======== Material provided ========

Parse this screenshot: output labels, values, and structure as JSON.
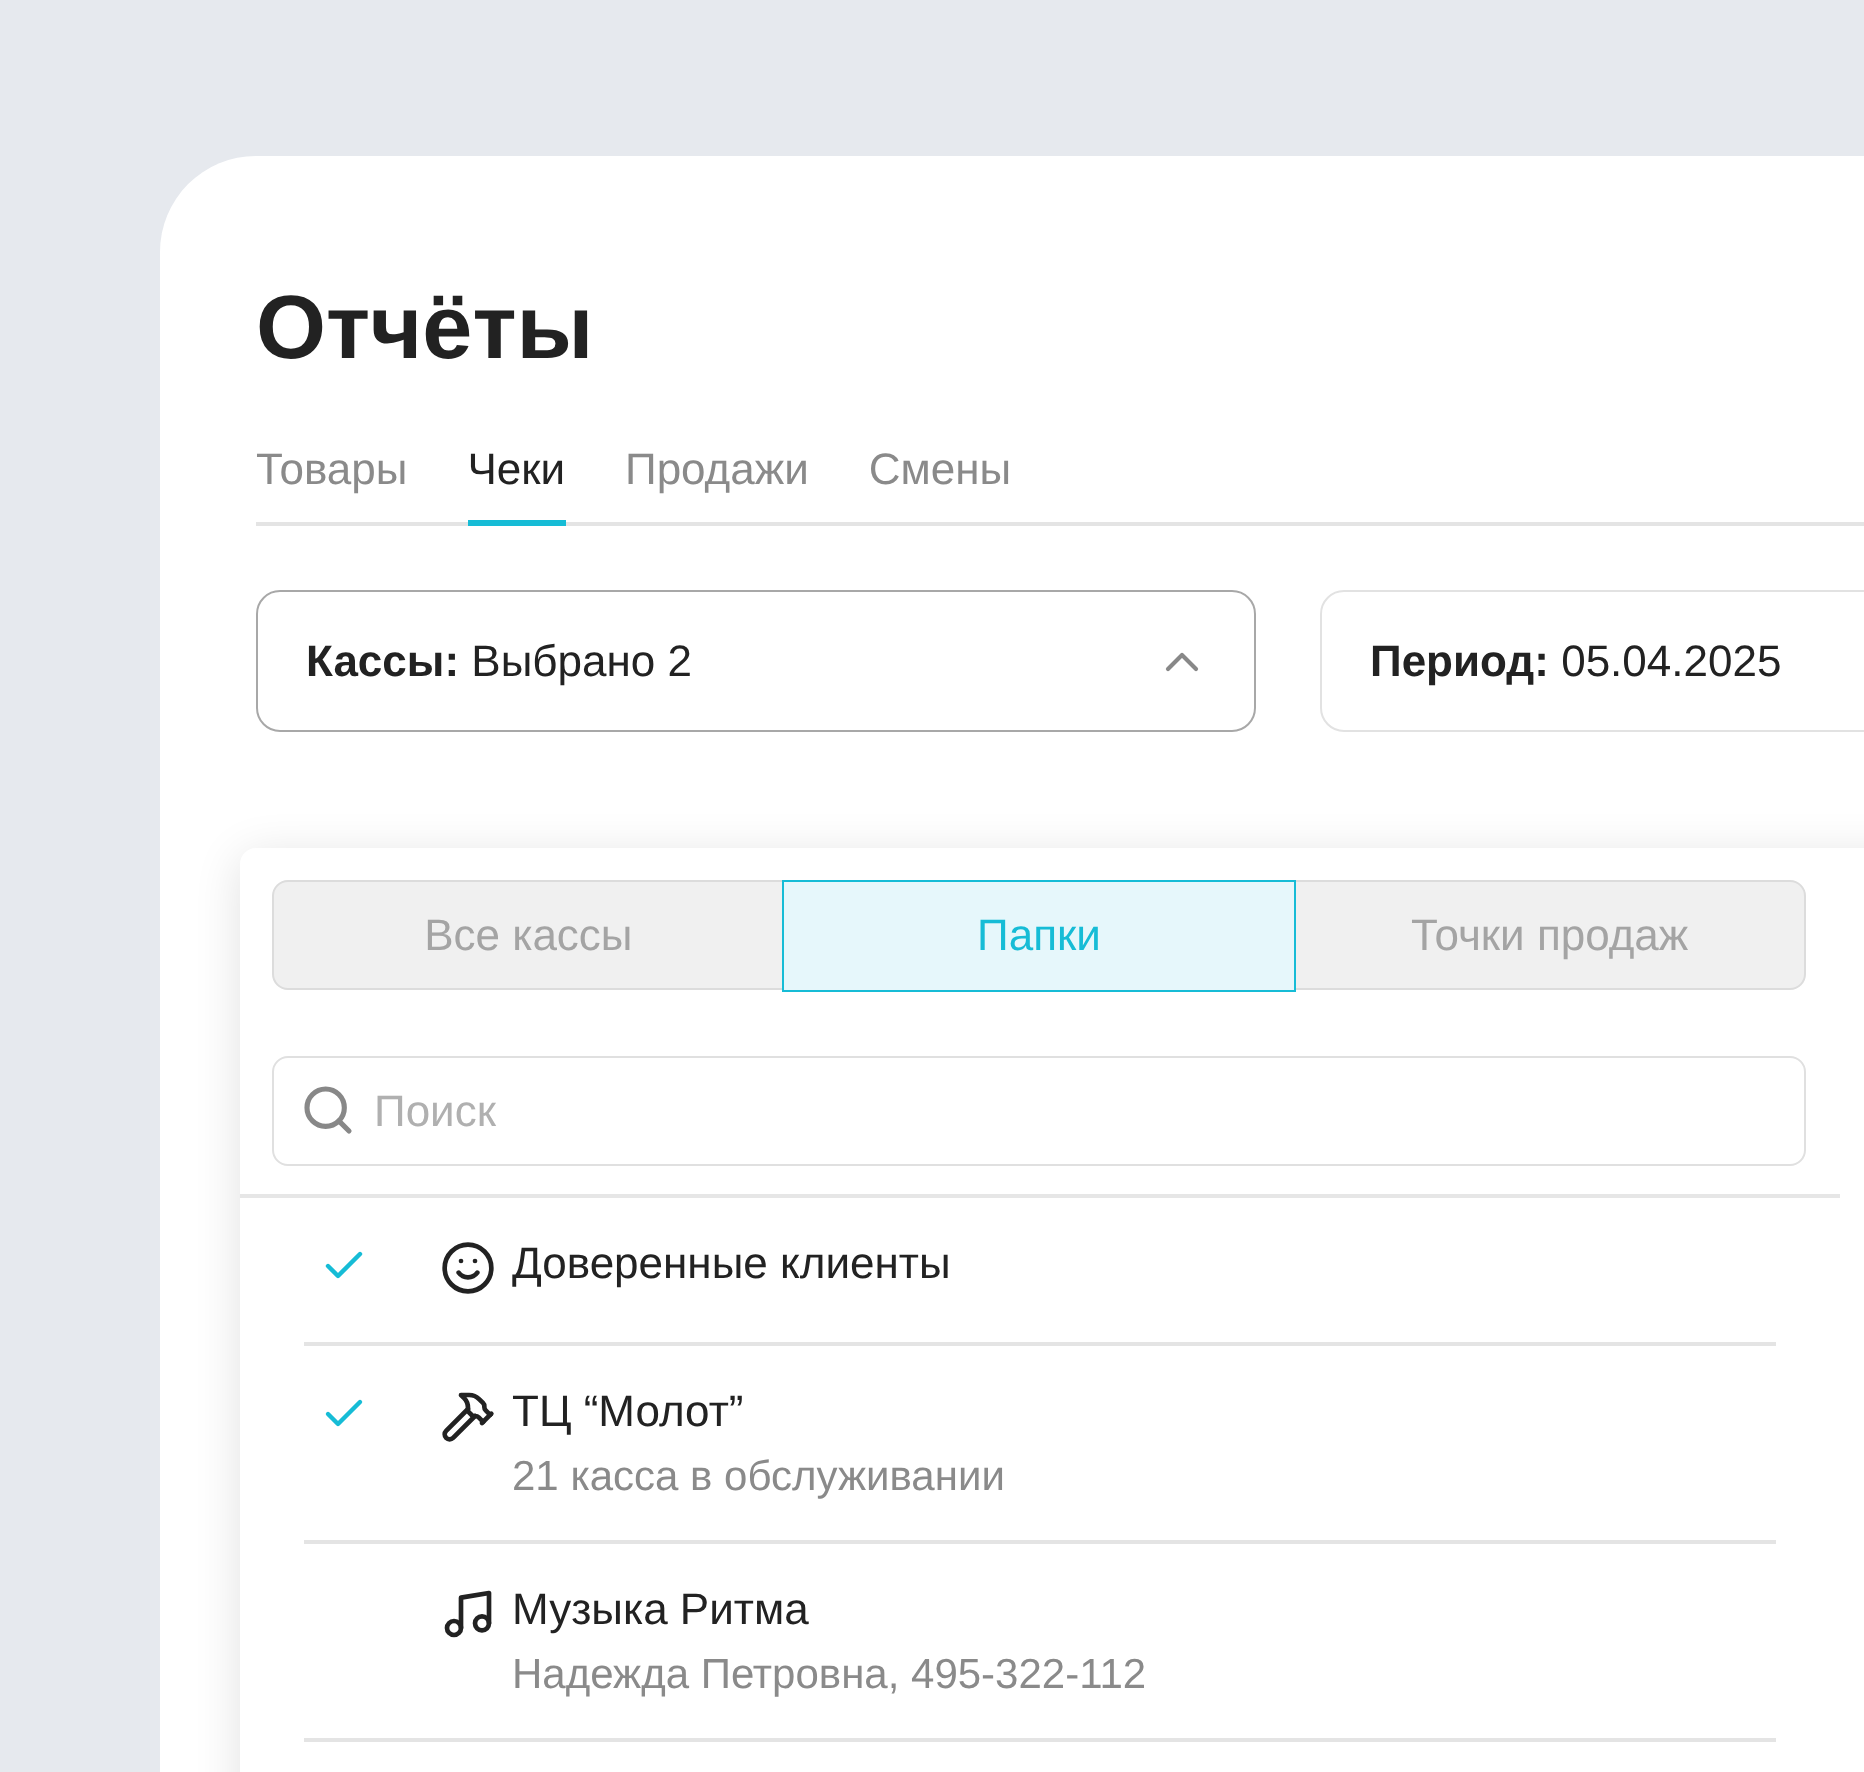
{
  "title": "Отчёты",
  "tabs": [
    {
      "label": "Товары",
      "selected": false
    },
    {
      "label": "Чеки",
      "selected": true
    },
    {
      "label": "Продажи",
      "selected": false
    },
    {
      "label": "Смены",
      "selected": false
    }
  ],
  "filters": [
    {
      "label": "Кассы:",
      "value": "Выбрано 2",
      "expanded": true
    },
    {
      "label": "Период:",
      "value": "05.04.2025",
      "expanded": false
    }
  ],
  "dropdown": {
    "segments": [
      {
        "label": "Все кассы",
        "selected": false
      },
      {
        "label": "Папки",
        "selected": true
      },
      {
        "label": "Точки продаж",
        "selected": false
      }
    ],
    "search": {
      "placeholder": "Поиск"
    },
    "items": [
      {
        "title": "Доверенные клиенты",
        "checked": true
      },
      {
        "title": "ТЦ “Молот”",
        "subtitle": "21 касса в обслуживании",
        "checked": true
      },
      {
        "title": "Музыка Ритма",
        "subtitle": "Надежда Петровна, 495-322-112",
        "checked": false
      }
    ]
  }
}
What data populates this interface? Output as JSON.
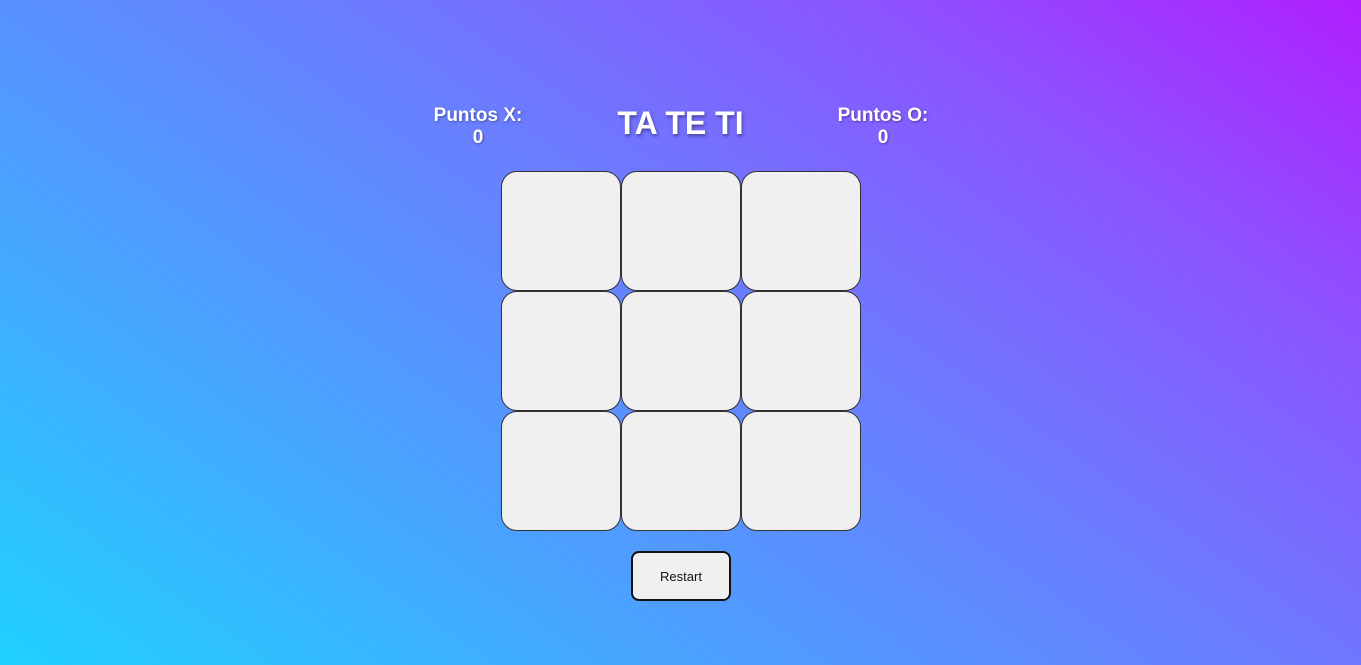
{
  "title": "TA TE TI",
  "score_x": {
    "label": "Puntos X:",
    "value": "0"
  },
  "score_o": {
    "label": "Puntos O:",
    "value": "0"
  },
  "board": {
    "cells": [
      "",
      "",
      "",
      "",
      "",
      "",
      "",
      "",
      ""
    ]
  },
  "restart_label": "Restart",
  "colors": {
    "gradient_start": "#1fd1ff",
    "gradient_end": "#b01fff",
    "cell_background": "#f0f0f0"
  }
}
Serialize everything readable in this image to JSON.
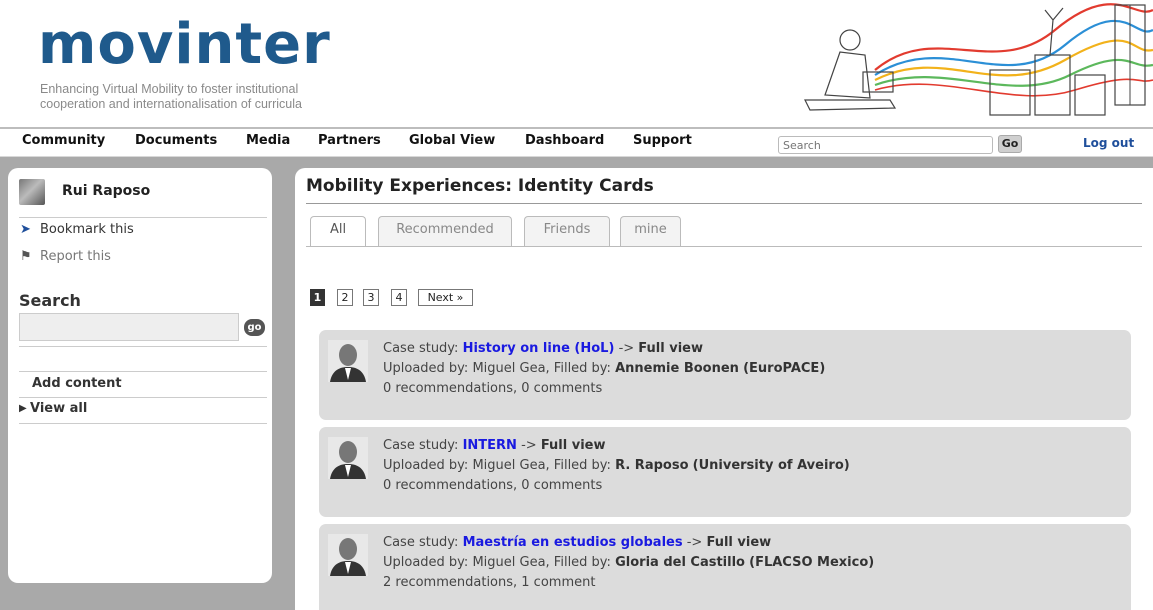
{
  "header": {
    "logo_text": "movinter",
    "tagline_line1": "Enhancing Virtual Mobility to foster institutional",
    "tagline_line2": "cooperation and internationalisation of curricula"
  },
  "nav": {
    "items": [
      "Community",
      "Documents",
      "Media",
      "Partners",
      "Global View",
      "Dashboard",
      "Support"
    ],
    "search_placeholder": "Search",
    "go_label": "Go",
    "logout_label": "Log out"
  },
  "sidebar": {
    "user_name": "Rui Raposo",
    "bookmark_label": "Bookmark this",
    "report_label": "Report this",
    "search_title": "Search",
    "search_go_label": "go",
    "add_content_label": "Add content",
    "view_all_label": "View all"
  },
  "main": {
    "title": "Mobility Experiences: Identity Cards",
    "tabs": [
      "All",
      "Recommended",
      "Friends",
      "mine"
    ],
    "active_tab": "All",
    "pagination": {
      "pages": [
        "1",
        "2",
        "3",
        "4"
      ],
      "current": "1",
      "next_label": "Next »"
    },
    "cards": [
      {
        "prefix": "Case study:",
        "title": "History on line (HoL)",
        "arrow": "->",
        "full_view_label": "Full view",
        "uploaded_prefix": "Uploaded by: Miguel Gea, Filled by:",
        "filled_by": "Annemie Boonen",
        "institution": "(EuroPACE)",
        "stats": "0 recommendations, 0 comments"
      },
      {
        "prefix": "Case study:",
        "title": "INTERN",
        "arrow": "->",
        "full_view_label": "Full view",
        "uploaded_prefix": "Uploaded by: Miguel Gea, Filled by:",
        "filled_by": "R. Raposo",
        "institution": "(University of Aveiro)",
        "stats": "0 recommendations, 0 comments"
      },
      {
        "prefix": "Case study:",
        "title": "Maestría en estudios globales",
        "arrow": "->",
        "full_view_label": "Full view",
        "uploaded_prefix": "Uploaded by: Miguel Gea, Filled by:",
        "filled_by": "Gloria del Castillo",
        "institution": "(FLACSO Mexico)",
        "stats": "2 recommendations, 1 comment"
      }
    ]
  },
  "colors": {
    "logo_blue": "#1f5a8c",
    "link_blue": "#1a1ae0",
    "card_bg": "#dcdcdc",
    "page_bg": "#a9a9a9"
  }
}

========

Return all lines with the word "Mobility" in them.

The solution →
    "tagline_line1": "Enhancing Virtual Mobility to foster institutional",
    "title": "Mobility Experiences: Identity Cards",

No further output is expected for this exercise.